**** Provided data

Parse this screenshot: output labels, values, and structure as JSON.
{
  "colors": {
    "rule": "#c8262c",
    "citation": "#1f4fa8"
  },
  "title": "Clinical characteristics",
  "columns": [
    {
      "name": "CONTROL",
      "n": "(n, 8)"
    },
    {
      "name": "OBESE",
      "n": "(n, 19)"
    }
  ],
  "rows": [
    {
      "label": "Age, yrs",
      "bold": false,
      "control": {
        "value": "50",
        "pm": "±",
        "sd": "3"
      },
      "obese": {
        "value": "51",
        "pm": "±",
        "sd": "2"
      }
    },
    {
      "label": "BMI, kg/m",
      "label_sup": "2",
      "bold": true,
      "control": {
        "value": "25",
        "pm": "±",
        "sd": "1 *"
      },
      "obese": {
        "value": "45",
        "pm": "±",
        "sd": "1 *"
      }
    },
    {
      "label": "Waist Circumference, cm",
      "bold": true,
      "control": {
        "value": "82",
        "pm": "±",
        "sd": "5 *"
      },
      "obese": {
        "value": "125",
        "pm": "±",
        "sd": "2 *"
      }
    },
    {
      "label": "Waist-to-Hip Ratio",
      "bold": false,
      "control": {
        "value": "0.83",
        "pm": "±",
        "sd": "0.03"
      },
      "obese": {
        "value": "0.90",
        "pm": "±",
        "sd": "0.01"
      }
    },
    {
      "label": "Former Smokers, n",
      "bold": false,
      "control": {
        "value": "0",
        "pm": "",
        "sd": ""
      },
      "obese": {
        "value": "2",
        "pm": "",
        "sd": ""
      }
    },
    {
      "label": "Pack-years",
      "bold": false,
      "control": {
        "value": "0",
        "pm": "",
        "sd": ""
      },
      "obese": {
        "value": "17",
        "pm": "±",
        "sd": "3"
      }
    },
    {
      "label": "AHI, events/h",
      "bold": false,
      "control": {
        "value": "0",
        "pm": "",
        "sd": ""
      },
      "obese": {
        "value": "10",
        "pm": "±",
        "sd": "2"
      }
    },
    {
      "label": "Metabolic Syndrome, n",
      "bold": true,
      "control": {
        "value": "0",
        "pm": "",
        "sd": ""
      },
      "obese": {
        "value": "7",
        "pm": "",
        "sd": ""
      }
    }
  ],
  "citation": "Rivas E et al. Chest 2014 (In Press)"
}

********

_Task to complete_
Return every line containing "citation".

_Answer for this exercise_
    "citation": "#1f4fa8"
  "citation": "Rivas E et al. Chest 2014 (In Press)"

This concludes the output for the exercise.